*Written instruction:*
Your task is to copy every line of this material exactly.

*Exercise inputs:*
====
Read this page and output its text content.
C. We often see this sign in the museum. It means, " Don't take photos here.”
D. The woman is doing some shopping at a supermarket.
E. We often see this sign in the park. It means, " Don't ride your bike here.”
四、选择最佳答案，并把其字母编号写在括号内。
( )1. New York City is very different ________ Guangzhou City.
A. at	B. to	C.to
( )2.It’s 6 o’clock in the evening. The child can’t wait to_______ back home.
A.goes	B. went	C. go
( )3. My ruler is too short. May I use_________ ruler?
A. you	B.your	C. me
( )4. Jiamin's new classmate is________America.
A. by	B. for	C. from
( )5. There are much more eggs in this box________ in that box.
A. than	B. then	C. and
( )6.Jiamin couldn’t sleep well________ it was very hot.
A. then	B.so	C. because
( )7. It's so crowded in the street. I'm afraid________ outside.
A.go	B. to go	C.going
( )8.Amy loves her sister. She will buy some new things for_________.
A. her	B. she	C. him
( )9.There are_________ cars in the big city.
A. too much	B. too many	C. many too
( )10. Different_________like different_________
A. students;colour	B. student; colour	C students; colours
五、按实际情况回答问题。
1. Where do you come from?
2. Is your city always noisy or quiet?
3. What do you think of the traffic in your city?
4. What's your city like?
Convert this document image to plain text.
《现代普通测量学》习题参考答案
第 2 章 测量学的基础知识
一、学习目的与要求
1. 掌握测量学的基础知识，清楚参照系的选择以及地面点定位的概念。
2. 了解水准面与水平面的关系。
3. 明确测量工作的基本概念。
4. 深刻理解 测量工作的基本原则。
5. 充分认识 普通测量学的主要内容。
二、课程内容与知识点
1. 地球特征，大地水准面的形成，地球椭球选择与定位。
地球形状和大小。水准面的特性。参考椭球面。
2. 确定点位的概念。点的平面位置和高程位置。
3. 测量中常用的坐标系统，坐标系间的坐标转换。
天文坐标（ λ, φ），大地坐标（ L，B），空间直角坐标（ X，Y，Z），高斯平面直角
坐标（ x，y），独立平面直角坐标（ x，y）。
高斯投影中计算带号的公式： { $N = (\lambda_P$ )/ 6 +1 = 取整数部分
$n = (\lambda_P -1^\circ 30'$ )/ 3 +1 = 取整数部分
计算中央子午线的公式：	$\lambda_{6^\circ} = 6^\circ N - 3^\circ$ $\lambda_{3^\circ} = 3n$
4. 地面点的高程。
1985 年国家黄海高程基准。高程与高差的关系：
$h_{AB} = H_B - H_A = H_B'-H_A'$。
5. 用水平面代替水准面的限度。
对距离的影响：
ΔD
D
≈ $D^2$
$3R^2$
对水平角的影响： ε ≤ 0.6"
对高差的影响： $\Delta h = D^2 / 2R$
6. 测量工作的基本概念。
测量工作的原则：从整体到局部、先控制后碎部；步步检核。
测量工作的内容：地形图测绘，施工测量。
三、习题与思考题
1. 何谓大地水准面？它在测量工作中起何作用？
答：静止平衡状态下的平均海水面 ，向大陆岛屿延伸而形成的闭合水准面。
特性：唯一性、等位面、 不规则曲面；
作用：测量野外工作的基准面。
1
====
*Finished exercise:*
Read this page and output its text content.
C. We often see this sign in the museum. It means, " Don't take photos here.”
D. The woman is doing some shopping at a supermarket.
E. We often see this sign in the park. It means, " Don't ride your bike here.”
四、选择最佳答案，并把其字母编号写在括号内。
( )1. New York City is very different ________ Guangzhou City.
A. at	B. to	C.to
( )2.It’s 6 o’clock in the evening. The child can’t wait to_______ back home.
A.goes	B. went	C. go
( )3. My ruler is too short. May I use_________ ruler?
A. you	B.your	C. me
( )4. Jiamin's new classmate is________America.
A. by	B. for	C. from
( )5. There are much more eggs in this box________ in that box.
A. than	B. then	C. and
( )6.Jiamin couldn’t sleep well________ it was very hot.
A. then	B.so	C. because
( )7. It's so crowded in the street. I'm afraid________ outside.
A.go	B. to go	C.going
( )8.Amy loves her sister. She will buy some new things for_________.
A. her	B. she	C. him
( )9.There are_________ cars in the big city.
A. too much	B. too many	C. many too
( )10. Different_________like different_________
A. students;colour	B. student; colour	C students; colours
五、按实际情况回答问题。
1. Where do you come from?
2. Is your city always noisy or quiet?
3. What do you think of the traffic in your city?
4. What's your city like?
Convert this document image to plain text.
《现代普通测量学》习题参考答案
第 2 章 测量学的基础知识
一、学习目的与要求
1. 掌握测量学的基础知识，清楚参照系的选择以及地面点定位的概念。
2. 了解水准面与水平面的关系。
3. 明确测量工作的基本概念。
4. 深刻理解 测量工作的基本原则。
5. 充分认识 普通测量学的主要内容。
二、课程内容与知识点
1. 地球特征，大地水准面的形成，地球椭球选择与定位。
地球形状和大小。水准面的特性。参考椭球面。
2. 确定点位的概念。点的平面位置和高程位置。
3. 测量中常用的坐标系统，坐标系间的坐标转换。
天文坐标（ λ, φ），大地坐标（ L，B），空间直角坐标（ X，Y，Z），高斯平面直角
坐标（ x，y），独立平面直角坐标（ x，y）。
高斯投影中计算带号的公式： { $N = (\lambda_P$ )/ 6 +1 = 取整数部分
$n = (\lambda_P -1^\circ 30'$ )/ 3 +1 = 取整数部分
计算中央子午线的公式：	$\lambda_{6^\circ} = 6^\circ N - 3^\circ$ $\lambda_{3^\circ} = 3n$
4. 地面点的高程。
1985 年国家黄海高程基准。高程与高差的关系：
$h_{AB} = H_B - H_A = H_B'-H_A'$。
5. 用水平面代替水准面的限度。
对距离的影响：
ΔD
D
≈ $D^2$
$3R^2$
对水平角的影响： ε ≤ 0.6"
对高差的影响： $\Delta h = D^2 / 2R$
6. 测量工作的基本概念。
测量工作的原则：从整体到局部、先控制后碎部；步步检核。
测量工作的内容：地形图测绘，施工测量。
三、习题与思考题
1. 何谓大地水准面？它在测量工作中起何作用？
答：静止平衡状态下的平均海水面 ，向大陆岛屿延伸而形成的闭合水准面。
特性：唯一性、等位面、 不规则曲面；
作用：测量野外工作的基准面。
1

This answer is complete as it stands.